**Data to process:**
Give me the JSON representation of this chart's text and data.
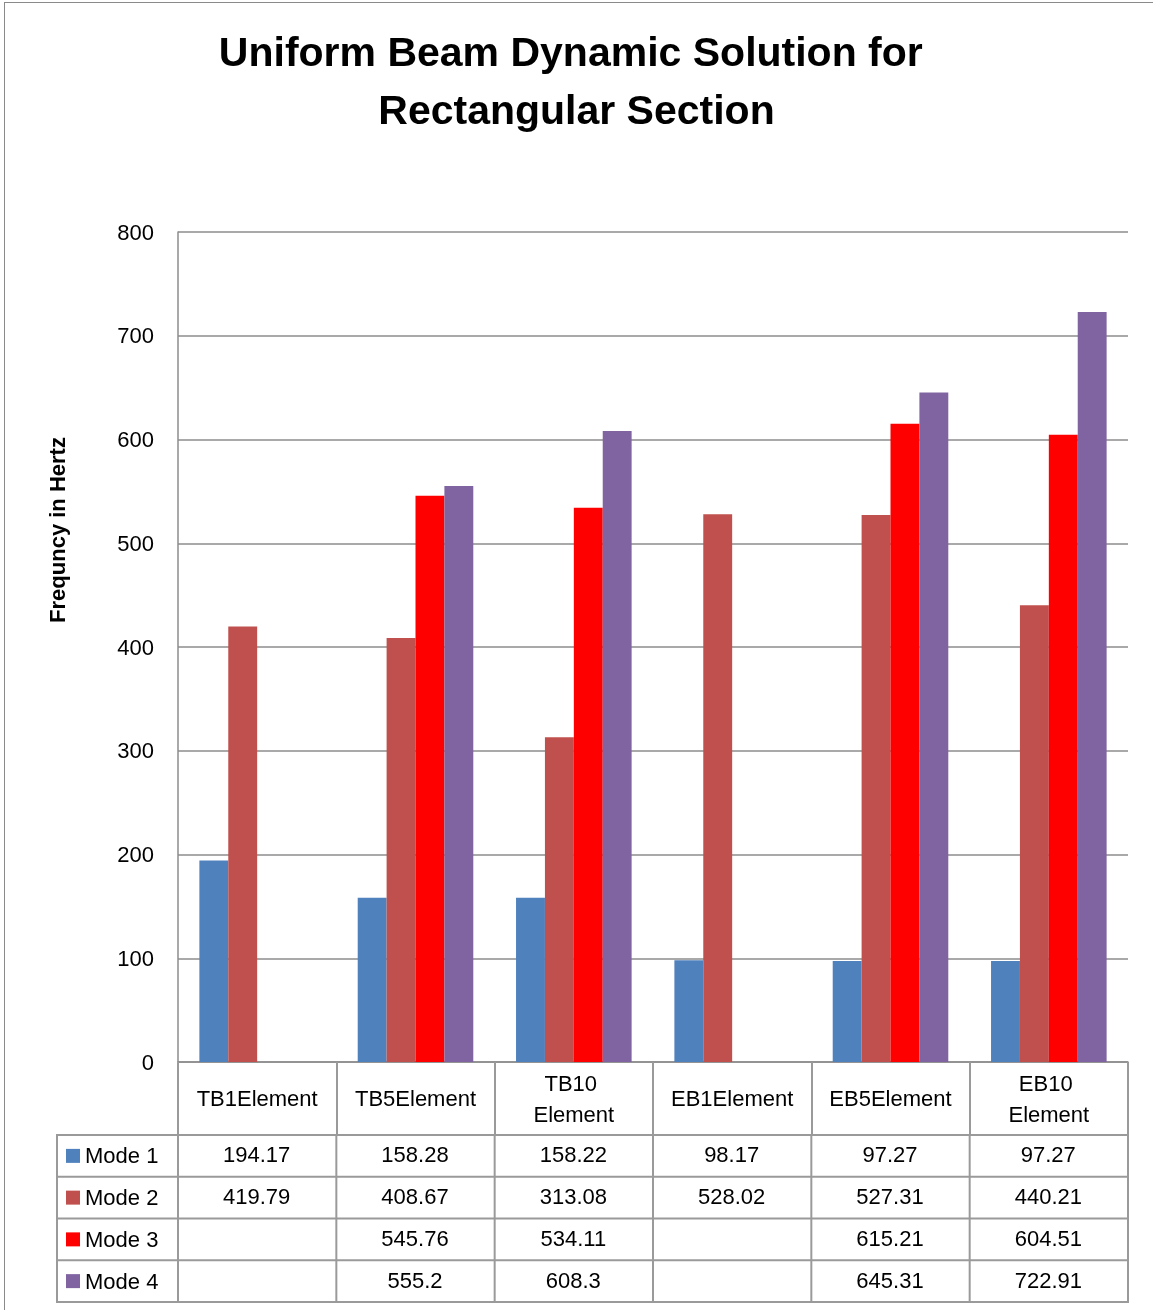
{
  "chart_data": {
    "type": "bar",
    "title": "Uniform Beam Dynamic Solution for Rectangular Section",
    "ylabel": "Frequncy in Hertz",
    "categories": [
      "TB1Element",
      "TB5Element",
      "TB10 Element",
      "EB1Element",
      "EB5Element",
      "EB10 Element"
    ],
    "series": [
      {
        "name": "Mode 1",
        "color": "#4f81bd",
        "values": [
          194.17,
          158.28,
          158.22,
          98.17,
          97.27,
          97.27
        ]
      },
      {
        "name": "Mode 2",
        "color": "#c0504d",
        "values": [
          419.79,
          408.67,
          313.08,
          528.02,
          527.31,
          440.21
        ]
      },
      {
        "name": "Mode 3",
        "color": "#ff0000",
        "values": [
          null,
          545.76,
          534.11,
          null,
          615.21,
          604.51
        ]
      },
      {
        "name": "Mode 4",
        "color": "#8064a2",
        "values": [
          null,
          555.2,
          608.3,
          null,
          645.31,
          722.91
        ]
      }
    ],
    "ylim": [
      0,
      800
    ],
    "yticks": [
      0,
      100,
      200,
      300,
      400,
      500,
      600,
      700,
      800
    ],
    "grid": "y",
    "legend": "bottom",
    "data_labels": true
  }
}
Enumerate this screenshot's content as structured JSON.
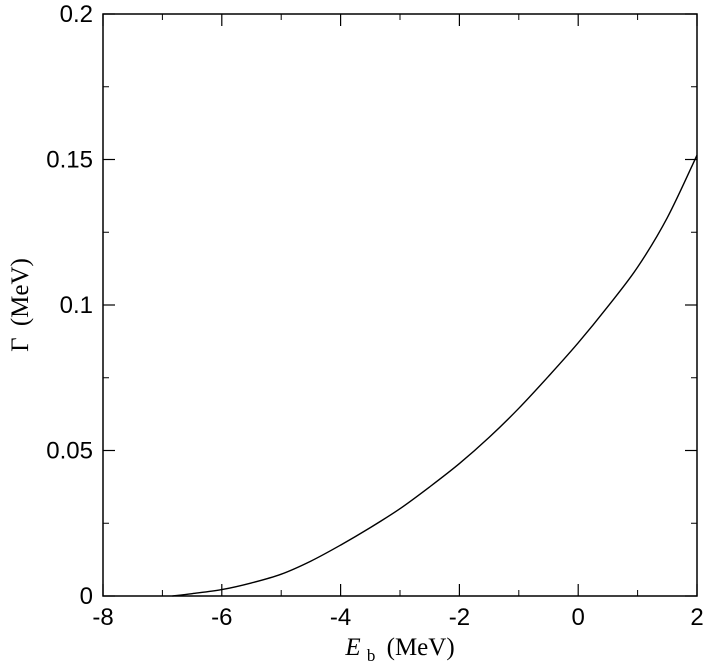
{
  "chart_data": {
    "type": "line",
    "title": "",
    "xlabel": {
      "symbol": "E",
      "subscript": "b",
      "unit": "(MeV)"
    },
    "ylabel": {
      "symbol": "Γ",
      "unit": "(MeV)"
    },
    "xlim": [
      -8,
      2
    ],
    "ylim": [
      0,
      0.2
    ],
    "x_ticks": [
      {
        "value": -8,
        "label": "-8"
      },
      {
        "value": -6,
        "label": "-6"
      },
      {
        "value": -4,
        "label": "-4"
      },
      {
        "value": -2,
        "label": "-2"
      },
      {
        "value": 0,
        "label": "0"
      },
      {
        "value": 2,
        "label": "2"
      }
    ],
    "y_ticks": [
      {
        "value": 0,
        "label": "0"
      },
      {
        "value": 0.05,
        "label": "0.05"
      },
      {
        "value": 0.1,
        "label": "0.1"
      },
      {
        "value": 0.15,
        "label": "0.15"
      },
      {
        "value": 0.2,
        "label": "0.2"
      }
    ],
    "x_minor_step": 1,
    "y_minor_step": 0.025,
    "grid": false,
    "legend": "none",
    "series": [
      {
        "color": "#000000",
        "points": [
          [
            -6.83,
            0.0
          ],
          [
            -6.5,
            0.0008
          ],
          [
            -6.0,
            0.0022
          ],
          [
            -5.5,
            0.0045
          ],
          [
            -5.0,
            0.0075
          ],
          [
            -4.5,
            0.012
          ],
          [
            -4.0,
            0.0175
          ],
          [
            -3.5,
            0.0235
          ],
          [
            -3.0,
            0.03
          ],
          [
            -2.5,
            0.0375
          ],
          [
            -2.0,
            0.0455
          ],
          [
            -1.5,
            0.0545
          ],
          [
            -1.0,
            0.0645
          ],
          [
            -0.5,
            0.0755
          ],
          [
            0.0,
            0.087
          ],
          [
            0.5,
            0.0995
          ],
          [
            1.0,
            0.113
          ],
          [
            1.5,
            0.13
          ],
          [
            2.0,
            0.1515
          ]
        ]
      }
    ]
  }
}
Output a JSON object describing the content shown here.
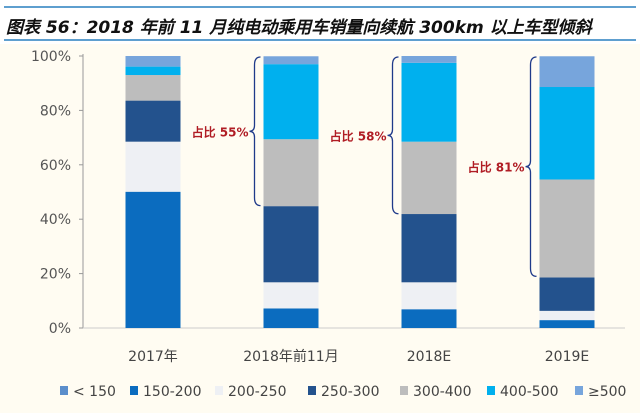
{
  "title": "图表 56：2018 年前 11 月纯电动乘用车销量向续航 300km 以上车型倾斜",
  "chart_data": {
    "type": "bar",
    "stacked": true,
    "title": "图表 56：2018 年前 11 月纯电动乘用车销量向续航 300km 以上车型倾斜",
    "xlabel": "",
    "ylabel": "",
    "ylim": [
      0,
      100
    ],
    "yticks": [
      "0%",
      "20%",
      "40%",
      "60%",
      "80%",
      "100%"
    ],
    "categories": [
      "2017年",
      "2018年前11月",
      "2018E",
      "2019E"
    ],
    "legend_position": "bottom",
    "series": [
      {
        "name": "< 150",
        "color": "#5b8ecb",
        "values": [
          0,
          0,
          0,
          0
        ]
      },
      {
        "name": "150-200",
        "color": "#0b6cbf",
        "values": [
          50.1,
          7.2,
          6.9,
          2.9
        ]
      },
      {
        "name": "200-250",
        "color": "#eef0f4",
        "values": [
          18.4,
          9.6,
          9.9,
          3.4
        ]
      },
      {
        "name": "250-300",
        "color": "#23528d",
        "values": [
          15.1,
          28.0,
          25.1,
          12.3
        ]
      },
      {
        "name": "300-400",
        "color": "#bdbdbd",
        "values": [
          9.4,
          24.6,
          26.6,
          36.0
        ]
      },
      {
        "name": "400-500",
        "color": "#00b0ee",
        "values": [
          3.1,
          27.6,
          29.0,
          34.0
        ]
      },
      {
        "name": "≥500",
        "color": "#77a5dc",
        "values": [
          3.9,
          2.9,
          2.5,
          11.3
        ]
      }
    ],
    "annotations": [
      {
        "text": "占比 55%",
        "category": "2018年前11月",
        "from": 45,
        "to": 100
      },
      {
        "text": "占比 58%",
        "category": "2018E",
        "from": 42,
        "to": 100
      },
      {
        "text": "占比 81%",
        "category": "2019E",
        "from": 19,
        "to": 100
      }
    ]
  }
}
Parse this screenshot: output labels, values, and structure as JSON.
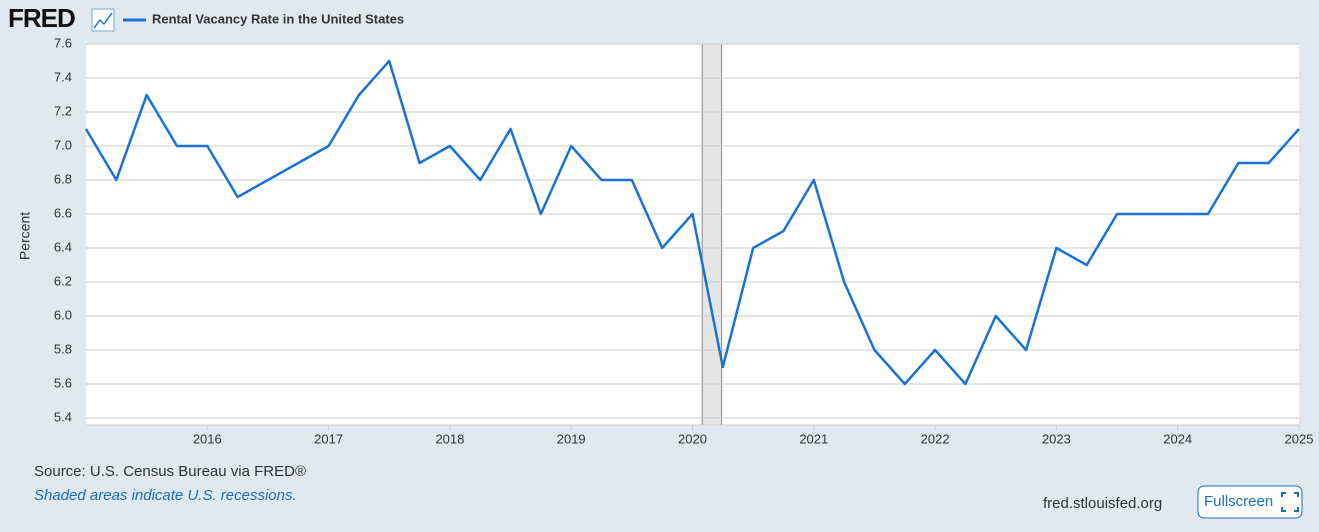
{
  "header": {
    "logo": "FRED"
  },
  "chart_data": {
    "type": "line",
    "y_label": "Percent",
    "x": [
      2015,
      2015.25,
      2015.5,
      2015.75,
      2016,
      2016.25,
      2016.5,
      2016.75,
      2017,
      2017.25,
      2017.5,
      2017.75,
      2018,
      2018.25,
      2018.5,
      2018.75,
      2019,
      2019.25,
      2019.5,
      2019.75,
      2020,
      2020.25,
      2020.5,
      2020.75,
      2021,
      2021.25,
      2021.5,
      2021.75,
      2022,
      2022.25,
      2022.5,
      2022.75,
      2023,
      2023.25,
      2023.5,
      2023.75,
      2024,
      2024.25,
      2024.5,
      2024.75,
      2025
    ],
    "series": [
      {
        "name": "Rental Vacancy Rate in the United States",
        "color": "#1a73d4",
        "values": [
          7.1,
          6.8,
          7.3,
          7.0,
          7.0,
          6.7,
          6.8,
          6.9,
          7.0,
          7.3,
          7.5,
          6.9,
          7.0,
          6.8,
          7.1,
          6.6,
          7.0,
          6.8,
          6.8,
          6.4,
          6.6,
          5.7,
          6.4,
          6.5,
          6.8,
          6.2,
          5.8,
          5.6,
          5.8,
          5.6,
          6.0,
          5.8,
          6.4,
          6.3,
          6.6,
          6.6,
          6.6,
          6.6,
          6.9,
          6.9,
          7.1
        ]
      }
    ],
    "xlim": [
      2015,
      2025
    ],
    "xticks": [
      2016,
      2017,
      2018,
      2019,
      2020,
      2021,
      2022,
      2023,
      2024,
      2025
    ],
    "ylim": [
      5.4,
      7.6
    ],
    "yticks": [
      5.4,
      5.6,
      5.8,
      {
        "value": 6,
        "label": "6.0"
      },
      6.2,
      6.4,
      6.6,
      6.8,
      {
        "value": 7,
        "label": "7.0"
      },
      7.2,
      7.4,
      7.6
    ],
    "grid": true,
    "recessions": [
      [
        2020.08,
        2020.24
      ]
    ],
    "recession_color": "#e5e5e5"
  },
  "footer": {
    "source": "Source: U.S. Census Bureau via FRED®",
    "note": "Shaded areas indicate U.S. recessions.",
    "site": "fred.stlouisfed.org",
    "button": "Fullscreen"
  }
}
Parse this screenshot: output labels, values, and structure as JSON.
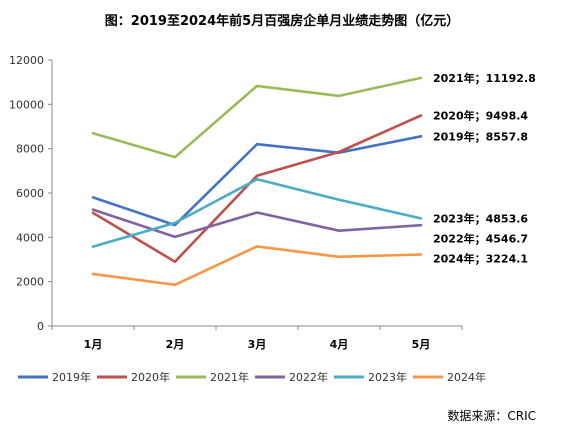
{
  "chart_data": {
    "type": "line",
    "title": "图：2019至2024年前5月百强房企单月业绩走势图（亿元）",
    "categories": [
      "1月",
      "2月",
      "3月",
      "4月",
      "5月"
    ],
    "ylim": [
      0,
      12000
    ],
    "yticks": [
      "0",
      "2000",
      "4000",
      "6000",
      "8000",
      "10000",
      "12000"
    ],
    "grid": false,
    "legend_position": "bottom",
    "series": [
      {
        "name": "2019年",
        "color": "#4472C4",
        "values": [
          5800,
          4550,
          8200,
          7820,
          8557.8
        ],
        "end_label": "2019年；8557.8"
      },
      {
        "name": "2020年",
        "color": "#C0504D",
        "values": [
          5100,
          2900,
          6780,
          7850,
          9498.4
        ],
        "end_label": "2020年；9498.4"
      },
      {
        "name": "2021年",
        "color": "#9BBB59",
        "values": [
          8700,
          7620,
          10830,
          10380,
          11192.8
        ],
        "end_label": "2021年；11192.8"
      },
      {
        "name": "2022年",
        "color": "#8064A2",
        "values": [
          5250,
          4020,
          5120,
          4300,
          4546.7
        ],
        "end_label": "2022年；4546.7"
      },
      {
        "name": "2023年",
        "color": "#4BACC6",
        "values": [
          3580,
          4650,
          6620,
          5700,
          4853.6
        ],
        "end_label": "2023年；4853.6"
      },
      {
        "name": "2024年",
        "color": "#F79646",
        "values": [
          2350,
          1860,
          3590,
          3120,
          3224.1
        ],
        "end_label": "2024年；3224.1"
      }
    ],
    "source": "数据来源：CRIC"
  }
}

**What you are asked to do:**
Go through the records and show every line with the string "true" in it.

**Answer to the task:**
    "data_labels": true
    "stacked": true,
    "grid": true,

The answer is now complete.